PROMPT — Each line of the material must be returned exactly.

Saved data entries

____________________

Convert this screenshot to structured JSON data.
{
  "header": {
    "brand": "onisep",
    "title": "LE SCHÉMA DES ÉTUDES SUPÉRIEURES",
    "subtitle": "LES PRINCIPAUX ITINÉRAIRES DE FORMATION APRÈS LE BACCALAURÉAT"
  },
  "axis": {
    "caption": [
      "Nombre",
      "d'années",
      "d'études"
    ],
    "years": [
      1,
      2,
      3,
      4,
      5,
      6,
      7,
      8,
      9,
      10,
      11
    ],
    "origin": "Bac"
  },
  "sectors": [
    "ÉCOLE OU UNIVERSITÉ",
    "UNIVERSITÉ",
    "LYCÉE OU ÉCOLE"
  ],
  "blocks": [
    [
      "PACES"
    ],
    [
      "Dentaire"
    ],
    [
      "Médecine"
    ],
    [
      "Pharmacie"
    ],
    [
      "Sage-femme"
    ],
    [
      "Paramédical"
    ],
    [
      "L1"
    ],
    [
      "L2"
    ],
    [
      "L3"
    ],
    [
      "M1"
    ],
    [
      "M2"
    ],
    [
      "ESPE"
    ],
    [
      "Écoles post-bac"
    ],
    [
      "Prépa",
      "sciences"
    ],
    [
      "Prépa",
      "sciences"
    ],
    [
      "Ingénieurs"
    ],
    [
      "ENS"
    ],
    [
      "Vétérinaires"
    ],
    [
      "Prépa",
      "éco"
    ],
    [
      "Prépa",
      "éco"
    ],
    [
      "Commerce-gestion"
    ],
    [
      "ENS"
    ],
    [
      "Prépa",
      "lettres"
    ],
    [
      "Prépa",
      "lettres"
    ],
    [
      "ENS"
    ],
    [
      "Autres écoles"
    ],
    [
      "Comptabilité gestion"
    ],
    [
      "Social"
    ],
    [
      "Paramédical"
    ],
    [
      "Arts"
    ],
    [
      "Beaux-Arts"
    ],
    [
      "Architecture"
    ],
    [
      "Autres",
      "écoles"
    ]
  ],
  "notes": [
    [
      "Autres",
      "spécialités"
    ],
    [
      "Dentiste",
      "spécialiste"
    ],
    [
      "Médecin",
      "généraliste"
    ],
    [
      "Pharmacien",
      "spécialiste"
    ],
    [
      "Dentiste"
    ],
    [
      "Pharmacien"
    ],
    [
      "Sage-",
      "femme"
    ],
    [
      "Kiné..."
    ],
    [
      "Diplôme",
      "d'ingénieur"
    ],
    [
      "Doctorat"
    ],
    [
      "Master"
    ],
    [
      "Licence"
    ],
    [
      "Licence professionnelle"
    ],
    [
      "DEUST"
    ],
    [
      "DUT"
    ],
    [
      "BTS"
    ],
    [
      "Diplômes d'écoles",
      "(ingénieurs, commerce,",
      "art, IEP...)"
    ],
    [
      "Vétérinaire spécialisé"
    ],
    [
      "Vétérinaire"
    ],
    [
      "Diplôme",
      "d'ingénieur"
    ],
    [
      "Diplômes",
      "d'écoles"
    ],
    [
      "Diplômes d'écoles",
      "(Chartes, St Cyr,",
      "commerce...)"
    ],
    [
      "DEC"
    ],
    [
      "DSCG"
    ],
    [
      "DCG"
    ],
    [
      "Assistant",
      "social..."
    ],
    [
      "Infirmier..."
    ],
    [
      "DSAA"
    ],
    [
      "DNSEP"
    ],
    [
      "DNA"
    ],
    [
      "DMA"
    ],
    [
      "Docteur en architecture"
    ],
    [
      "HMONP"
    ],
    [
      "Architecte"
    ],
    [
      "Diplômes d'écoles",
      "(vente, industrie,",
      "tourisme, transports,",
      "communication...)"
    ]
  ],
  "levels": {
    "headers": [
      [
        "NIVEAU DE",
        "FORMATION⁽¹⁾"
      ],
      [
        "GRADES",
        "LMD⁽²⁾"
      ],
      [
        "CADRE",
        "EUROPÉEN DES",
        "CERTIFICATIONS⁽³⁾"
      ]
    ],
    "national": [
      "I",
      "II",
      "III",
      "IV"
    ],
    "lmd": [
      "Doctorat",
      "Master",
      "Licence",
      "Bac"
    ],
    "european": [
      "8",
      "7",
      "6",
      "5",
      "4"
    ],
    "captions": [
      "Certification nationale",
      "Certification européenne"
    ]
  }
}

____________________

RESULT OF THIS EXERCISE —
Convert this screenshot to structured JSON data.
{
  "header": {
    "brand": "onisep",
    "title": "LE SCHÉMA DES ÉTUDES SUPÉRIEURES",
    "subtitle": "LES PRINCIPAUX ITINÉRAIRES DE FORMATION APRÈS LE BACCALAURÉAT"
  },
  "axis": {
    "caption": [
      "Nombre",
      "d'années",
      "d'études"
    ],
    "years": [
      1,
      2,
      3,
      4,
      5,
      6,
      7,
      8,
      9,
      10,
      11
    ],
    "origin": "Bac"
  },
  "sectors": [
    "ÉCOLE OU UNIVERSITÉ",
    "UNIVERSITÉ",
    "LYCÉE OU ÉCOLE"
  ],
  "blocks": [
    [
      "PACES"
    ],
    [
      "Dentaire"
    ],
    [
      "Médecine"
    ],
    [
      "Pharmacie"
    ],
    [
      "Sage-femme"
    ],
    [
      "Paramédical"
    ],
    [
      "L1"
    ],
    [
      "L2"
    ],
    [
      "L3"
    ],
    [
      "M1"
    ],
    [
      "M2"
    ],
    [
      "ESPE"
    ],
    [
      "Écoles post-bac"
    ],
    [
      "Prépa",
      "sciences"
    ],
    [
      "Prépa",
      "sciences"
    ],
    [
      "Ingénieurs"
    ],
    [
      "ENS"
    ],
    [
      "Vétérinaires"
    ],
    [
      "Prépa",
      "éco"
    ],
    [
      "Prépa",
      "éco"
    ],
    [
      "Commerce-gestion"
    ],
    [
      "ENS"
    ],
    [
      "Prépa",
      "lettres"
    ],
    [
      "Prépa",
      "lettres"
    ],
    [
      "ENS"
    ],
    [
      "Autres écoles"
    ],
    [
      "Comptabilité gestion"
    ],
    [
      "Social"
    ],
    [
      "Paramédical"
    ],
    [
      "Arts"
    ],
    [
      "Beaux-Arts"
    ],
    [
      "Architecture"
    ],
    [
      "Autres",
      "écoles"
    ]
  ],
  "notes": [
    [
      "Autres",
      "spécialités"
    ],
    [
      "Dentiste",
      "spécialiste"
    ],
    [
      "Médecin",
      "généraliste"
    ],
    [
      "Pharmacien",
      "spécialiste"
    ],
    [
      "Dentiste"
    ],
    [
      "Pharmacien"
    ],
    [
      "Sage-",
      "femme"
    ],
    [
      "Kiné..."
    ],
    [
      "Diplôme",
      "d'ingénieur"
    ],
    [
      "Doctorat"
    ],
    [
      "Master"
    ],
    [
      "Licence"
    ],
    [
      "Licence professionnelle"
    ],
    [
      "DEUST"
    ],
    [
      "DUT"
    ],
    [
      "BTS"
    ],
    [
      "Diplômes d'écoles",
      "(ingénieurs, commerce,",
      "art, IEP...)"
    ],
    [
      "Vétérinaire spécialisé"
    ],
    [
      "Vétérinaire"
    ],
    [
      "Diplôme",
      "d'ingénieur"
    ],
    [
      "Diplômes",
      "d'écoles"
    ],
    [
      "Diplômes d'écoles",
      "(Chartes, St Cyr,",
      "commerce...)"
    ],
    [
      "DEC"
    ],
    [
      "DSCG"
    ],
    [
      "DCG"
    ],
    [
      "Assistant",
      "social..."
    ],
    [
      "Infirmier..."
    ],
    [
      "DSAA"
    ],
    [
      "DNSEP"
    ],
    [
      "DNA"
    ],
    [
      "DMA"
    ],
    [
      "Docteur en architecture"
    ],
    [
      "HMONP"
    ],
    [
      "Architecte"
    ],
    [
      "Diplômes d'écoles",
      "(vente, industrie,",
      "tourisme, transports,",
      "communication...)"
    ]
  ],
  "levels": {
    "headers": [
      [
        "NIVEAU DE",
        "FORMATION⁽¹⁾"
      ],
      [
        "GRADES",
        "LMD⁽²⁾"
      ],
      [
        "CADRE",
        "EUROPÉEN DES",
        "CERTIFICATIONS⁽³⁾"
      ]
    ],
    "national": [
      "I",
      "II",
      "III",
      "IV"
    ],
    "lmd": [
      "Doctorat",
      "Master",
      "Licence",
      "Bac"
    ],
    "european": [
      "8",
      "7",
      "6",
      "5",
      "4"
    ],
    "captions": [
      "Certification nationale",
      "Certification européenne"
    ]
  }
}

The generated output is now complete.